[Dataset items]

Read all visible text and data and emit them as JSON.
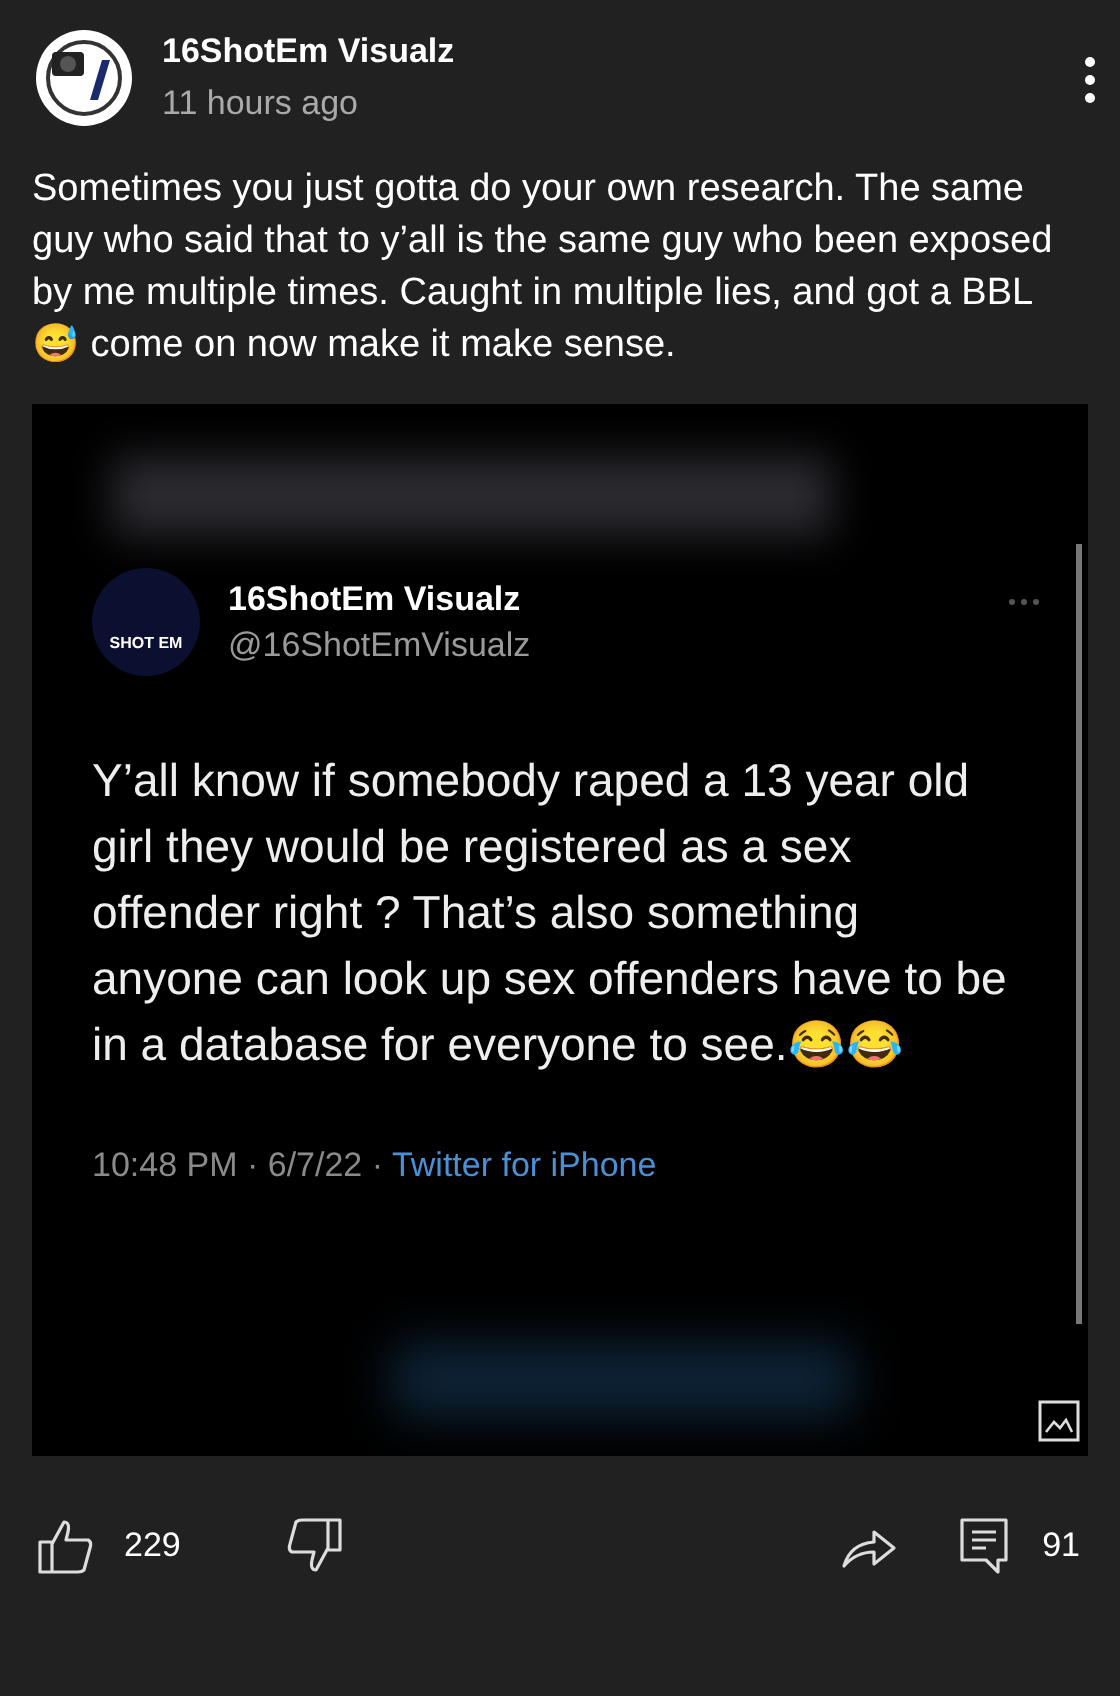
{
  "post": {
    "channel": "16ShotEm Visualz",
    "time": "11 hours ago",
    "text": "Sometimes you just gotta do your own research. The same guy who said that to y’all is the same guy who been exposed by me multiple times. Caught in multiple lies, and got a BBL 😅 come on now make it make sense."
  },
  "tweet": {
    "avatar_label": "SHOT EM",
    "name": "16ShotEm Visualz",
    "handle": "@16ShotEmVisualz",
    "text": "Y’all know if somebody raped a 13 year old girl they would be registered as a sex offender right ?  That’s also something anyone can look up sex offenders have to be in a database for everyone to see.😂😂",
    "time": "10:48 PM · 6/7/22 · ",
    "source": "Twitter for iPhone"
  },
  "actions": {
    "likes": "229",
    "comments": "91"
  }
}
--
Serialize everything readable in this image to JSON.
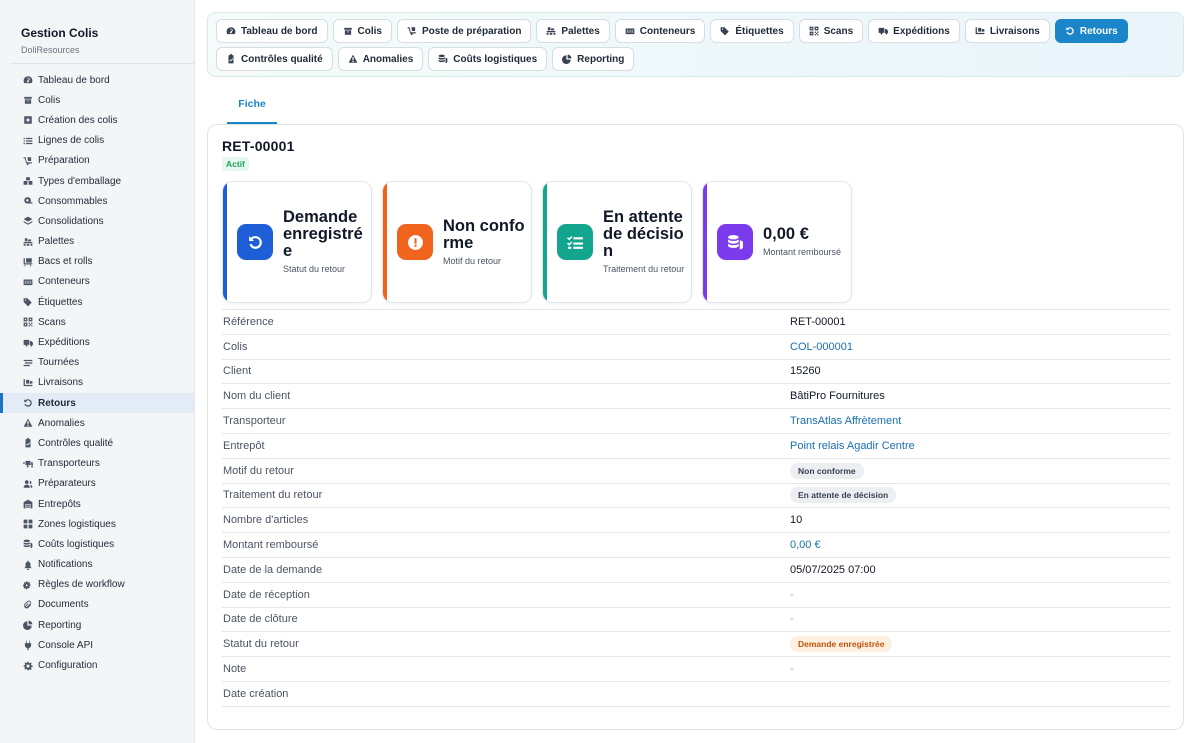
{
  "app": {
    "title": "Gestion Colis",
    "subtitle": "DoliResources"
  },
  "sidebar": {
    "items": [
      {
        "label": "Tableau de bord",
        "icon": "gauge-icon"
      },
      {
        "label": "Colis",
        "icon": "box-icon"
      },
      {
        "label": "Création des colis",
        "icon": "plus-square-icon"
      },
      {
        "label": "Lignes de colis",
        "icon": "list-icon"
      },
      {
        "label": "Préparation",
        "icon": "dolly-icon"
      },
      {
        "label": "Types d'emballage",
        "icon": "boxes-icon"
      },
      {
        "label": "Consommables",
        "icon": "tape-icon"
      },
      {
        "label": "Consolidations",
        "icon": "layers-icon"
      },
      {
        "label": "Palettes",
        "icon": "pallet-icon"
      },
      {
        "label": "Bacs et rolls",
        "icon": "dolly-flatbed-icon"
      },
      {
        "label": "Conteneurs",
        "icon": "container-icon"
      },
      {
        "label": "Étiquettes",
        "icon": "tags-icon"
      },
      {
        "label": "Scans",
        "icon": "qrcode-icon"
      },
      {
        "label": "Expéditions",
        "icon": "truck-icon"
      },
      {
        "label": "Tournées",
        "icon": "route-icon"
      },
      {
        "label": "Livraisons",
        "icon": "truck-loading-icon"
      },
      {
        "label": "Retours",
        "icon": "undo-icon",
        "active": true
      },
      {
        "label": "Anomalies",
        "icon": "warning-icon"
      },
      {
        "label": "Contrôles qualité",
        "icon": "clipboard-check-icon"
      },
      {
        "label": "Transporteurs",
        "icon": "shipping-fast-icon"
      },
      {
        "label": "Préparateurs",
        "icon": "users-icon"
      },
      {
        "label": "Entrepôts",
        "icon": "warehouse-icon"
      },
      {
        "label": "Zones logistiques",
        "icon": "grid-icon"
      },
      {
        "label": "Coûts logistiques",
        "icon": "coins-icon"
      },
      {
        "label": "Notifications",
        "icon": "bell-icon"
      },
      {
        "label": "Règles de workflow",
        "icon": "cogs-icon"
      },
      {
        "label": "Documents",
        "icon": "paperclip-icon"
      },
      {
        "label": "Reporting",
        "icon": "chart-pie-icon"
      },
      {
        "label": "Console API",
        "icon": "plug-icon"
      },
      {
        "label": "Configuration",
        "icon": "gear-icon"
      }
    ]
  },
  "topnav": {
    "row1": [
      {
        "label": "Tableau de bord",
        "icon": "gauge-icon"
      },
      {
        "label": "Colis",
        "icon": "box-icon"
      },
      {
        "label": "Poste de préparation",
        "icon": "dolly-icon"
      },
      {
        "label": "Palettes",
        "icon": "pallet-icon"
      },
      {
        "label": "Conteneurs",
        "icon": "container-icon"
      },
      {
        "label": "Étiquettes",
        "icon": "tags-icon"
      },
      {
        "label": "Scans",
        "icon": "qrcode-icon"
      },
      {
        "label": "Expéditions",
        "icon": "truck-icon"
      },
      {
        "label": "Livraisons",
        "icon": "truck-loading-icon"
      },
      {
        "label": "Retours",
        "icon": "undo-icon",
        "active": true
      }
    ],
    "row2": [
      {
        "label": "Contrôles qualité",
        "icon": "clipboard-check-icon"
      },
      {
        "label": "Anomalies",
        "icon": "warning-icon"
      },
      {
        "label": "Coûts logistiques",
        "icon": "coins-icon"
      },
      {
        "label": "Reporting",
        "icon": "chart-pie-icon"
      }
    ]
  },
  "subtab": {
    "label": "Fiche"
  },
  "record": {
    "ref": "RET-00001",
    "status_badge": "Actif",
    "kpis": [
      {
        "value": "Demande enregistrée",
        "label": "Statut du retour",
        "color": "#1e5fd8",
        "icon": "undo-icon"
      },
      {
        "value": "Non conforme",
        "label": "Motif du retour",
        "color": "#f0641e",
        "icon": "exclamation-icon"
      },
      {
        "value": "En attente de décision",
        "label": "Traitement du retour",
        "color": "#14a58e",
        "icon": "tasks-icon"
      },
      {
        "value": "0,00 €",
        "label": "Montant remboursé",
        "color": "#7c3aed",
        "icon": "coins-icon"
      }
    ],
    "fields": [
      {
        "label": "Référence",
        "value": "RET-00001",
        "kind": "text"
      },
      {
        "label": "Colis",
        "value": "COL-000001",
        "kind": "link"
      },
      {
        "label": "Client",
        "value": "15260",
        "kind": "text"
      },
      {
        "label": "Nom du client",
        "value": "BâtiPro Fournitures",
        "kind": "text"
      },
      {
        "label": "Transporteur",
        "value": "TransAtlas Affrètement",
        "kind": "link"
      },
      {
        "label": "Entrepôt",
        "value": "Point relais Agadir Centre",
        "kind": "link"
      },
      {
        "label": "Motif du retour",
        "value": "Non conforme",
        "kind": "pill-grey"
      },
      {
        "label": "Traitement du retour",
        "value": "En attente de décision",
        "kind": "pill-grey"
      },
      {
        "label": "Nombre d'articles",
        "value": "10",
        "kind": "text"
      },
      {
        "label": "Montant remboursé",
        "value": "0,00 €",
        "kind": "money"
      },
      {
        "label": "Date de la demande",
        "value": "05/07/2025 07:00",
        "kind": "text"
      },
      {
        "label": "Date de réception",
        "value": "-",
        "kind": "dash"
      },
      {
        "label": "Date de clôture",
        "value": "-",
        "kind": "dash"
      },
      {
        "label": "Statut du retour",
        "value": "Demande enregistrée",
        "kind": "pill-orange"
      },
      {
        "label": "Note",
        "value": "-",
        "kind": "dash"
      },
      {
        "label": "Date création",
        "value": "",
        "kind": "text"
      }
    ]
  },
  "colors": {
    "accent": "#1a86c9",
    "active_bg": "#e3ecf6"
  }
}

> _WORK TO COMPLETE_:
From the records above, pull out every line containing the word "JSON".

> _ANSWER FOR THE TASK_:
Read all visible text and data and emit them as JSON.
Serialize everything readable in this image to JSON.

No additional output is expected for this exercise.